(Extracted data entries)
■ ■ ■ ■ ■ ■ ■

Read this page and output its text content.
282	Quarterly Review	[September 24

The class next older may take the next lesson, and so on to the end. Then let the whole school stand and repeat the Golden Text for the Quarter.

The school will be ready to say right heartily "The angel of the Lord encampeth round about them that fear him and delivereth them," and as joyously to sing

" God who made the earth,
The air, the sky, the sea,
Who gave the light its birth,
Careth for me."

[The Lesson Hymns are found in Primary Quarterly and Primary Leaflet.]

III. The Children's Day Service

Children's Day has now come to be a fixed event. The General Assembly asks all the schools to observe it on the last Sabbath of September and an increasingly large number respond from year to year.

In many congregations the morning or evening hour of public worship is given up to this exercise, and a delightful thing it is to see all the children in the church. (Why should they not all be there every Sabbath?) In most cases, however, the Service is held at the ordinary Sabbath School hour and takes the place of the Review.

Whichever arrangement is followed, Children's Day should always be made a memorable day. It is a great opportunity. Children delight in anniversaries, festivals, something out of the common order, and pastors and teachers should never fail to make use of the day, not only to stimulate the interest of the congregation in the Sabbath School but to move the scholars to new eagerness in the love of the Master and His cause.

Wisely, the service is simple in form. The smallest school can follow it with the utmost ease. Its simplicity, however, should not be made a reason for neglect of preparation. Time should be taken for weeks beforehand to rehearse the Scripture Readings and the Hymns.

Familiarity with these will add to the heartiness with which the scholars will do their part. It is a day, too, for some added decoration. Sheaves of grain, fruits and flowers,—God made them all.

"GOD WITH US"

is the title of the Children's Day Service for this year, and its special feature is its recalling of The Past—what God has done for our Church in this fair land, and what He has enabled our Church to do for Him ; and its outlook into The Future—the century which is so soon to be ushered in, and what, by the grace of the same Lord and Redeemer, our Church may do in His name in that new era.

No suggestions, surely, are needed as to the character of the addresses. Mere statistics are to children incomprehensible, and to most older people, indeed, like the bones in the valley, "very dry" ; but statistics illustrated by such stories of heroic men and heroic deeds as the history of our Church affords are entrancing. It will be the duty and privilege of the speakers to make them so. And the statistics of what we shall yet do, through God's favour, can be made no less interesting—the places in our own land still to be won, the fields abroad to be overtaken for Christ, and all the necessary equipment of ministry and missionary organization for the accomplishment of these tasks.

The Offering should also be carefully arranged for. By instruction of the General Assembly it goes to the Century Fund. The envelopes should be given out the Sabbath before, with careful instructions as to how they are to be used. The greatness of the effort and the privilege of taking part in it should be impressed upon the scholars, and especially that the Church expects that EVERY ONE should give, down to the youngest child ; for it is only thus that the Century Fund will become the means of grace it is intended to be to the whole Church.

■ ■ ■ ■ ■ ■ ■

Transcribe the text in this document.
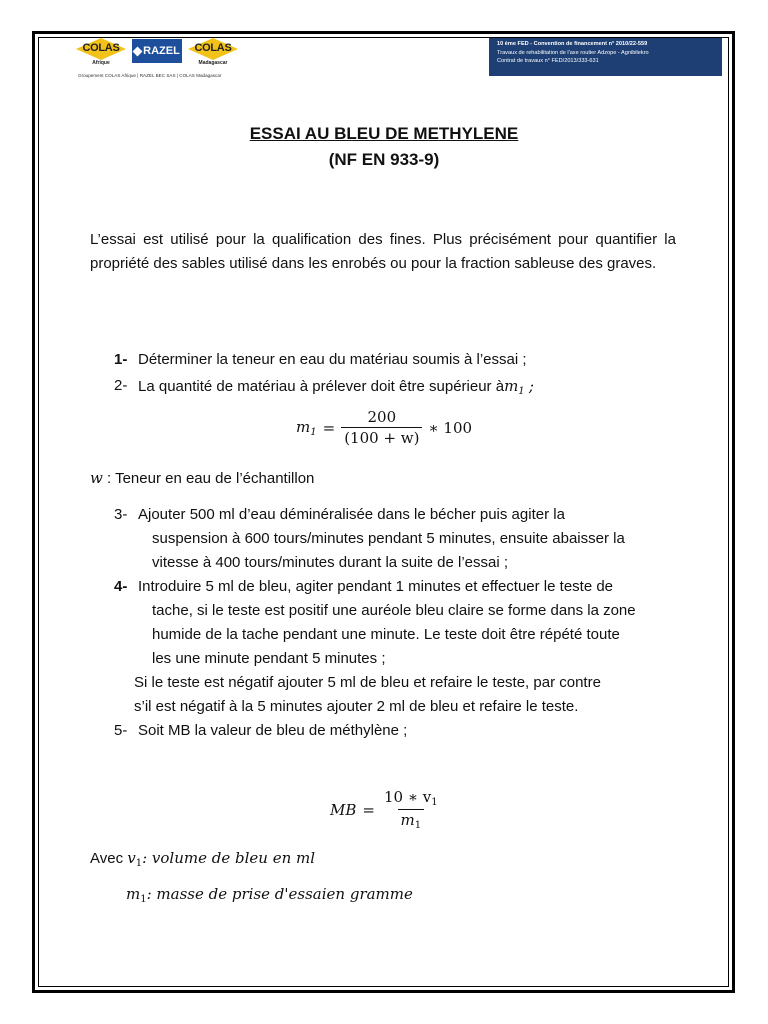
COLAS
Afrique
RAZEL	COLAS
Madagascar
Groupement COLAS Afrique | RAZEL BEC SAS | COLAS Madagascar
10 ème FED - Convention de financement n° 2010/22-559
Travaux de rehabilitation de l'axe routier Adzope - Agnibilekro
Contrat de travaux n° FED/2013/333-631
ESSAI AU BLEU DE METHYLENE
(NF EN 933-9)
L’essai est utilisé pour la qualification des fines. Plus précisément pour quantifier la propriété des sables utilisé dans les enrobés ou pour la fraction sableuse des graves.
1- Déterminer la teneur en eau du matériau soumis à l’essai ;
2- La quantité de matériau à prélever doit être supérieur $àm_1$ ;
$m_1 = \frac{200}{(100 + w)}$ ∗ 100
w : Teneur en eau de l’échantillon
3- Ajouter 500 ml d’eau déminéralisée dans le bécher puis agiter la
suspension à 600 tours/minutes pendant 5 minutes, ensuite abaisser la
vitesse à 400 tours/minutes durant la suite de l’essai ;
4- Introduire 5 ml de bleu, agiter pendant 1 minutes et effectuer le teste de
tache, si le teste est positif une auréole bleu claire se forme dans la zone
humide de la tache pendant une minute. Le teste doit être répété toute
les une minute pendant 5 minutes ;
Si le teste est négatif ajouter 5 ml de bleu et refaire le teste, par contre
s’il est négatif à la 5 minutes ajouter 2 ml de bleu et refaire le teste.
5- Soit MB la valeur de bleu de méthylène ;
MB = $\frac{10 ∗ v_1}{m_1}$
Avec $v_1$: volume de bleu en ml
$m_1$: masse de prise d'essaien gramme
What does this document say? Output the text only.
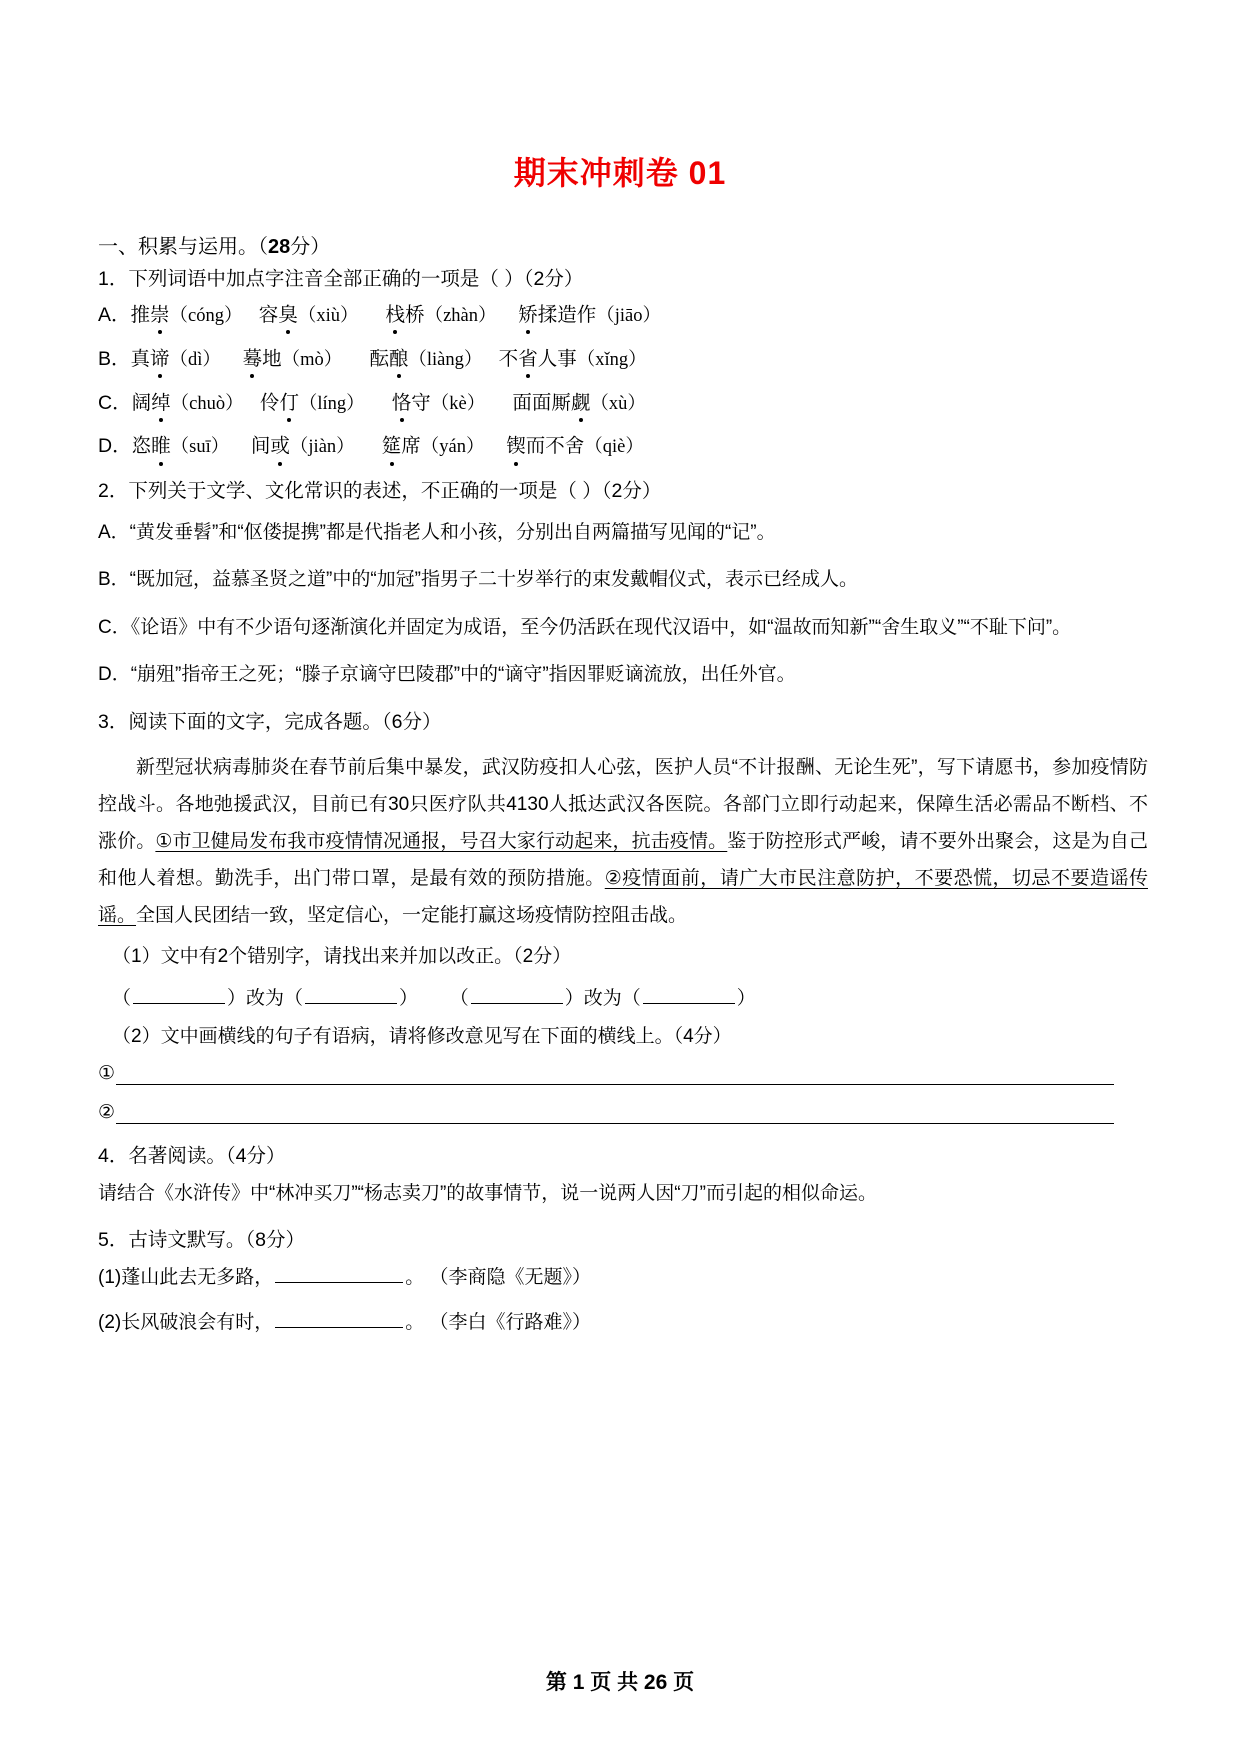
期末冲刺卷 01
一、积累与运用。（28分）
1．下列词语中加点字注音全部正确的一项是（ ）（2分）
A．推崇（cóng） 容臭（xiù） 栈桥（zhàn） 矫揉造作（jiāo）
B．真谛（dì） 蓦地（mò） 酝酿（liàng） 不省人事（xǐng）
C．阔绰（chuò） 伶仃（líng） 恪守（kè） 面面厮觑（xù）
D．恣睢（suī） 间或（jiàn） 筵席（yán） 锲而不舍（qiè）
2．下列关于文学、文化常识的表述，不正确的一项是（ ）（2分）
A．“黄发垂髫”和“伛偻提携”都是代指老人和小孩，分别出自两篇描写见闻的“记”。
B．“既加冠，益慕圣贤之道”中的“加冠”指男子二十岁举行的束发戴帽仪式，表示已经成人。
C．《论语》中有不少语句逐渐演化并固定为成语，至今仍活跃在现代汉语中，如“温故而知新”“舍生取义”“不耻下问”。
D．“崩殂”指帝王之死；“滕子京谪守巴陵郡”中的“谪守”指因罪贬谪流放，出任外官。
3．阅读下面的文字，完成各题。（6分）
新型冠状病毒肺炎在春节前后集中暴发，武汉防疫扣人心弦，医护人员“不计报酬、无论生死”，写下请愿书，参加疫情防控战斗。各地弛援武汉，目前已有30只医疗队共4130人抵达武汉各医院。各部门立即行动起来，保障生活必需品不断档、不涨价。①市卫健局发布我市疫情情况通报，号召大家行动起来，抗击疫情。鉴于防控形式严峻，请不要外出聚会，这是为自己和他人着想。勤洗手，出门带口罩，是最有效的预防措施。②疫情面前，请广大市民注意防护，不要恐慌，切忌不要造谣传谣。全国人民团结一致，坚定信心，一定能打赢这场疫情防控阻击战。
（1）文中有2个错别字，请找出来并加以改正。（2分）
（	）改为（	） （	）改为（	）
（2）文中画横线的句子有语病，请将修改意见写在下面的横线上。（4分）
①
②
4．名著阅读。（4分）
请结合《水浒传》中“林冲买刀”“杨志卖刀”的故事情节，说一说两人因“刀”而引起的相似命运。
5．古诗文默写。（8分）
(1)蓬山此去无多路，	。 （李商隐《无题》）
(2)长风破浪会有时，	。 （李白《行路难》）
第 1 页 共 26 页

■ ■ ■ ■ ■ ■ ■

Collect from the data above every line that includes "tache".

tache, si le teste est positif une auréole bleu claire se forme dans la zone
humide de la tache pendant une minute. Le teste doit être répété toute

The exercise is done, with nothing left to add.